The task: Reproduce the data in its entirety, exactly as supplied.
-- BEGIN Records provided --
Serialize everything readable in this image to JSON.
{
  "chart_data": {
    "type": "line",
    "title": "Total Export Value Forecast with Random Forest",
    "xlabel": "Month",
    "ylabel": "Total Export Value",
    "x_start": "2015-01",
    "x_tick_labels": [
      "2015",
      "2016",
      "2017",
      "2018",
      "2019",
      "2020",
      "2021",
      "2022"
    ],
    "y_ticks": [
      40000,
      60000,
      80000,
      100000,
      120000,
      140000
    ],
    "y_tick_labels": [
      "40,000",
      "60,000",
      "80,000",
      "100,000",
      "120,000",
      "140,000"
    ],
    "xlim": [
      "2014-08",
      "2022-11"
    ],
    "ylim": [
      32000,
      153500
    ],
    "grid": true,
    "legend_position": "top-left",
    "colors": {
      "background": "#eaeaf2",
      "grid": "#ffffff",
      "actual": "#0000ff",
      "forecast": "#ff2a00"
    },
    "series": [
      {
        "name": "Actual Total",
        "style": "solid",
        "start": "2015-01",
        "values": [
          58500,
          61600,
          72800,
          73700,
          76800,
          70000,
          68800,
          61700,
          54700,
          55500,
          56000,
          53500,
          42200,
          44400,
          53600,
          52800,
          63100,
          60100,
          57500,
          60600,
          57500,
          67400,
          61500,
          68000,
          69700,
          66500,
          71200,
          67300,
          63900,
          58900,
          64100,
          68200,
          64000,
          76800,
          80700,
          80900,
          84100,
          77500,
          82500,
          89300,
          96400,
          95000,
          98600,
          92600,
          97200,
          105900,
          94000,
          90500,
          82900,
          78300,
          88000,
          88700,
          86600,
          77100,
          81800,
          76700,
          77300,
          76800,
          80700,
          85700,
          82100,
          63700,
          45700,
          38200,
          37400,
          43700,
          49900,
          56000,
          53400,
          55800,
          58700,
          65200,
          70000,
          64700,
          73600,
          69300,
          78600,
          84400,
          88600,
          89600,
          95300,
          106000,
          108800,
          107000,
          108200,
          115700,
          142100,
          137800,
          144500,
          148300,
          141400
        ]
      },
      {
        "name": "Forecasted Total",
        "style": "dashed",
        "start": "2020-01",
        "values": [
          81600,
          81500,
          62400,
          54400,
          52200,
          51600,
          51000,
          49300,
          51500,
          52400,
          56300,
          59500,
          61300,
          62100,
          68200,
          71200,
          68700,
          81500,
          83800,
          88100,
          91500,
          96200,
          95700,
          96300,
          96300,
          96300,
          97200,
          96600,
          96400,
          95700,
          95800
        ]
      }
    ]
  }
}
-- END Records provided --
Answer for this exercise:
Serialize everything readable in this image to JSON.
{
  "chart_data": {
    "type": "line",
    "title": "Total Export Value Forecast with Random Forest",
    "xlabel": "Month",
    "ylabel": "Total Export Value",
    "x_start": "2015-01",
    "x_tick_labels": [
      "2015",
      "2016",
      "2017",
      "2018",
      "2019",
      "2020",
      "2021",
      "2022"
    ],
    "y_ticks": [
      40000,
      60000,
      80000,
      100000,
      120000,
      140000
    ],
    "y_tick_labels": [
      "40,000",
      "60,000",
      "80,000",
      "100,000",
      "120,000",
      "140,000"
    ],
    "xlim": [
      "2014-08",
      "2022-11"
    ],
    "ylim": [
      32000,
      153500
    ],
    "grid": true,
    "legend_position": "top-left",
    "colors": {
      "background": "#eaeaf2",
      "grid": "#ffffff",
      "actual": "#0000ff",
      "forecast": "#ff2a00"
    },
    "series": [
      {
        "name": "Actual Total",
        "style": "solid",
        "start": "2015-01",
        "values": [
          58500,
          61600,
          72800,
          73700,
          76800,
          70000,
          68800,
          61700,
          54700,
          55500,
          56000,
          53500,
          42200,
          44400,
          53600,
          52800,
          63100,
          60100,
          57500,
          60600,
          57500,
          67400,
          61500,
          68000,
          69700,
          66500,
          71200,
          67300,
          63900,
          58900,
          64100,
          68200,
          64000,
          76800,
          80700,
          80900,
          84100,
          77500,
          82500,
          89300,
          96400,
          95000,
          98600,
          92600,
          97200,
          105900,
          94000,
          90500,
          82900,
          78300,
          88000,
          88700,
          86600,
          77100,
          81800,
          76700,
          77300,
          76800,
          80700,
          85700,
          82100,
          63700,
          45700,
          38200,
          37400,
          43700,
          49900,
          56000,
          53400,
          55800,
          58700,
          65200,
          70000,
          64700,
          73600,
          69300,
          78600,
          84400,
          88600,
          89600,
          95300,
          106000,
          108800,
          107000,
          108200,
          115700,
          142100,
          137800,
          144500,
          148300,
          141400
        ]
      },
      {
        "name": "Forecasted Total",
        "style": "dashed",
        "start": "2020-01",
        "values": [
          81600,
          81500,
          62400,
          54400,
          52200,
          51600,
          51000,
          49300,
          51500,
          52400,
          56300,
          59500,
          61300,
          62100,
          68200,
          71200,
          68700,
          81500,
          83800,
          88100,
          91500,
          96200,
          95700,
          96300,
          96300,
          96300,
          97200,
          96600,
          96400,
          95700,
          95800
        ]
      }
    ]
  }
}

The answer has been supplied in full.